CONSIGNE:
Recopiez le passage du texte sur l'écotaxe qui va de "Certes, l'écotaxe peut" jusqu'à "routières en surcapacité." inclus, en mettant "voie fluviale" à la place de "voie d'eau".

La CFDT reste ouverte au débat sur son mode de calcul et de contrôle. Il convient par exemple de noter qu'aucune réflexion n'a été menée sur la gestion des contrôles, notamment sur le cas d'un routier obligé par son patron de ne pas activer son badge et se retrouvant verbalisé par une patrouille de douane.

La CFDT défend que le système et la méthode de calcul de
paiement de l'écotaxe doivent reposer sur une automaticité du dispositif, et non
sur le salarié.

La mise en place d'une taxe écologique sur les transports routiers ne peut être une fin en soi. Elle doit être clairement établie dans une réflexion plus globale sur ce que nous voulons créer comme transports de demain, dont les grandes lignes sont d'ores et déjà fixées par le livre blanc des transports européens de mai 2011.

Cela veut dire réfléchir ensemble sur l'avenir de l'énergie fossile, la pertinence des modes de transport et la mise en place d'une tarification européenne de ceux-ci – éléments dont nous pourrions utilement débattre lors de la remise en fonctionnement du Conseil national des transports (CNT).

Certes, l'écotaxe peut être une opportunité de financer de nouvelles infrastructures de transports, mais celles-ci doivent être conçues pour tous, tant pour l'amélioration du quotidien de millions de Français qui utilisent les transports en commun que pour les chargeurs qui parfois, faute de solutions proposées par les autres modes de communication à la suite d'une politique du tout routier depuis 1995, se voient dans l'obligation d'utiliser la route. Cette écotaxe devra retrouver son objectif premier de financement d'innovations d'infrastructures alternatives pour le ferroviaire et la voie d'eau, seule possibilité pour désengorger des infrastructures routières en surcapacité.

LIGNES:
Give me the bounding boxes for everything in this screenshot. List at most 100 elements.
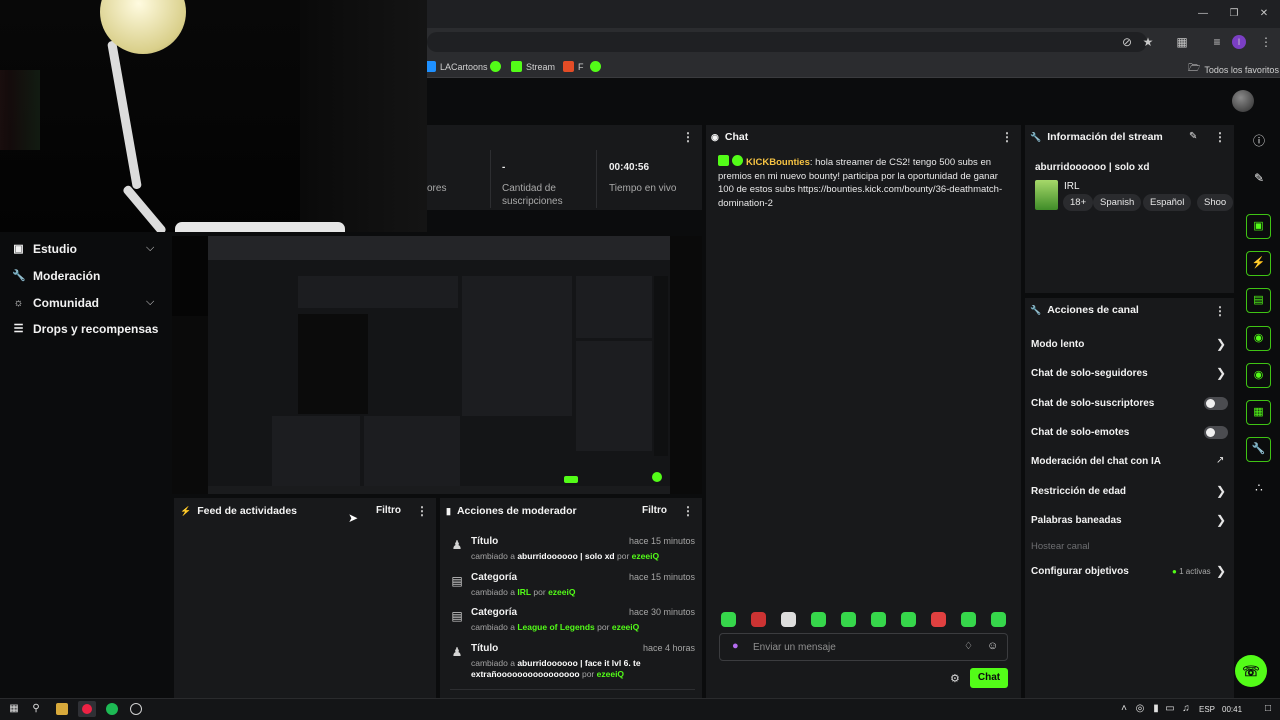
pencil-icon[interactable]: ✎	[1251, 170, 1267, 186]
chat-input-placeholder[interactable]: Enviar un mensaje	[753, 642, 836, 653]
layout-icon[interactable]: ▦	[1246, 400, 1271, 425]
emotes-only-toggle[interactable]	[1204, 426, 1228, 439]
chevron-right-icon[interactable]: ❯	[1216, 513, 1226, 527]
tag-pill[interactable]: Español	[1143, 194, 1192, 211]
edit-pencil-icon[interactable]: ✎	[1189, 131, 1197, 142]
bookmark-lacartoons[interactable]: LACartoons	[425, 61, 488, 72]
info-icon[interactable]: ⓘ	[1251, 133, 1267, 149]
stats-menu-icon[interactable]: ⋮	[682, 130, 694, 144]
bookmark-f[interactable]: F	[563, 61, 584, 72]
kebab-menu-icon[interactable]: ⋮	[1258, 34, 1274, 50]
lightning-icon[interactable]: ⚡	[1246, 251, 1271, 276]
emote-icon[interactable]	[901, 612, 916, 627]
obs-icon[interactable]	[130, 703, 142, 715]
avatar[interactable]	[1232, 90, 1254, 112]
minimize-icon[interactable]: —	[1197, 8, 1209, 20]
microphone-icon[interactable]: ▮	[1150, 703, 1162, 715]
chevron-right-icon[interactable]: ❯	[1216, 564, 1226, 578]
translate-icon[interactable]: ♢	[964, 641, 973, 652]
mod-menu-icon[interactable]: ⋮	[682, 504, 694, 518]
profile-icon[interactable]: I	[1232, 35, 1246, 49]
chrome-taskbar-button[interactable]	[78, 701, 96, 717]
media-icon[interactable]: ≡	[1209, 34, 1225, 50]
document-icon[interactable]: ▤	[1246, 288, 1271, 313]
drops-icon: ☰	[13, 322, 24, 335]
emote-icon[interactable]	[871, 612, 886, 627]
file-explorer-icon[interactable]	[56, 703, 68, 715]
sidebar-item-drops[interactable]: ☰ Drops y recompensas	[12, 322, 159, 336]
action-goals[interactable]: Configurar objetivos	[1031, 566, 1129, 577]
action-banned-words[interactable]: Palabras baneadas	[1031, 515, 1122, 526]
tag-pill[interactable]: Shoo	[1197, 194, 1234, 211]
bookmark-kick-icon[interactable]	[490, 61, 501, 72]
emote-icon[interactable]	[721, 612, 736, 627]
all-bookmarks[interactable]: 🗁 Todos los favoritos	[1188, 61, 1279, 78]
chevron-up-icon[interactable]: ˄	[1118, 703, 1130, 715]
tag-pill[interactable]: 18+	[1063, 194, 1094, 211]
bookmark-xbox-icon[interactable]	[590, 61, 601, 72]
tags-row: 18+ Spanish Español Shoo	[1025, 190, 1234, 216]
chevron-right-icon[interactable]: ❯	[1216, 484, 1226, 498]
tag-pill[interactable]: Spanish	[1093, 194, 1142, 211]
sidebar-item-comunidad[interactable]: ☼ Comunidad	[12, 296, 99, 310]
search-icon[interactable]: ⚲	[30, 703, 42, 715]
language-indicator[interactable]: ESP	[1199, 705, 1215, 714]
network-icon[interactable]: ▭	[1164, 703, 1176, 715]
eye-off-icon[interactable]: ⊘	[1119, 34, 1135, 50]
chevron-right-icon[interactable]: ❯	[1216, 366, 1226, 380]
file-icon: ▮	[446, 505, 451, 516]
chevron-down-icon[interactable]: ⌵	[146, 242, 154, 255]
sidebar-item-estudio[interactable]: ▣ Estudio	[12, 242, 77, 256]
chat-menu-icon[interactable]: ⋮	[1001, 130, 1013, 144]
emote-icon[interactable]	[811, 612, 826, 627]
sidebar-item-moderacion[interactable]: 🔧 Moderación	[12, 269, 100, 283]
star-icon[interactable]: ★	[1140, 34, 1156, 50]
url-field[interactable]	[427, 32, 1147, 52]
chat-input-box[interactable]: ● Enviar un mensaje ♢ ☺	[719, 633, 1008, 661]
activity-menu-icon[interactable]: ⋮	[416, 504, 428, 518]
wrench-icon[interactable]: 🔧	[1246, 437, 1271, 462]
emote-icon[interactable]	[931, 612, 946, 627]
chat-username[interactable]: KICKBounties	[746, 157, 810, 168]
user-edit-icon: ♟	[451, 645, 463, 659]
activity-filter-button[interactable]: Filtro	[376, 505, 401, 516]
microphone-icon[interactable]: ●	[732, 640, 739, 652]
emote-icon[interactable]	[961, 612, 976, 627]
emote-icon[interactable]	[841, 612, 856, 627]
apps-icon[interactable]: ∴	[1251, 480, 1267, 496]
external-link-icon[interactable]: ↗	[1216, 455, 1224, 466]
chat-bubble-icon[interactable]: ◉	[1246, 326, 1271, 351]
tray-icon[interactable]: ◎	[1134, 703, 1146, 715]
extensions-icon[interactable]: ▦	[1174, 34, 1190, 50]
emote-icon[interactable]	[781, 612, 796, 627]
action-slow-mode[interactable]: Modo lento	[1031, 339, 1084, 350]
chevron-right-icon[interactable]: ❯	[1216, 337, 1226, 351]
mouse-cursor-icon: ➤	[348, 511, 359, 525]
bookmark-stream[interactable]: Stream	[511, 61, 555, 72]
settings-gear-icon[interactable]: ⚙	[950, 672, 960, 685]
mod-filter-button[interactable]: Filtro	[642, 505, 667, 516]
spotify-icon[interactable]	[106, 703, 118, 715]
emoji-icon[interactable]: ☺	[987, 640, 998, 652]
action-ai-moderation[interactable]: Moderación del chat con IA	[1031, 456, 1161, 467]
channel-actions-menu-icon[interactable]: ⋮	[1214, 304, 1226, 318]
volume-icon[interactable]: ♫	[1180, 703, 1192, 715]
chevron-down-icon[interactable]: ⌵	[146, 296, 154, 309]
activity-feed-panel	[174, 498, 436, 698]
action-age-restriction[interactable]: Restricción de edad	[1031, 486, 1126, 497]
emote-icon[interactable]	[751, 612, 766, 627]
stream-info-menu-icon[interactable]: ⋮	[1214, 130, 1226, 144]
windows-start-icon[interactable]: ▦	[8, 703, 20, 715]
emote-icon[interactable]	[991, 612, 1006, 627]
support-button[interactable]: ☏	[1235, 655, 1267, 687]
action-followers-only[interactable]: Chat de solo-seguidores	[1031, 368, 1148, 379]
close-icon[interactable]: ✕	[1258, 8, 1270, 20]
subs-only-toggle[interactable]	[1204, 397, 1228, 410]
broadcast-icon[interactable]: ◉	[1246, 363, 1271, 388]
notifications-icon[interactable]: □	[1262, 703, 1274, 715]
clock[interactable]: 00:41	[1222, 705, 1242, 714]
chat-send-button[interactable]: Chat	[970, 668, 1008, 688]
restore-icon[interactable]: ❐	[1228, 8, 1240, 20]
capture-icon[interactable]: ▣	[1246, 214, 1271, 239]
category-icon: ▤	[451, 609, 463, 623]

RÉSULTAT ATTENDU:
Certes, l'écotaxe peut être une opportunité de financer de nouvelles infrastructures de transports, mais celles-ci doivent être conçues pour tous, tant pour l'amélioration du quotidien de millions de Français qui utilisent les transports en commun que pour les chargeurs qui parfois, faute de solutions proposées par les autres modes de communication à la suite d'une politique du tout routier depuis 1995, se voient dans l'obligation d'utiliser la route. Cette écotaxe devra retrouver son objectif premier de financement d'innovations d'infrastructures alternatives pour le ferroviaire et la voie fluviale, seule possibilité pour désengorger des infrastructures routières en surcapacité.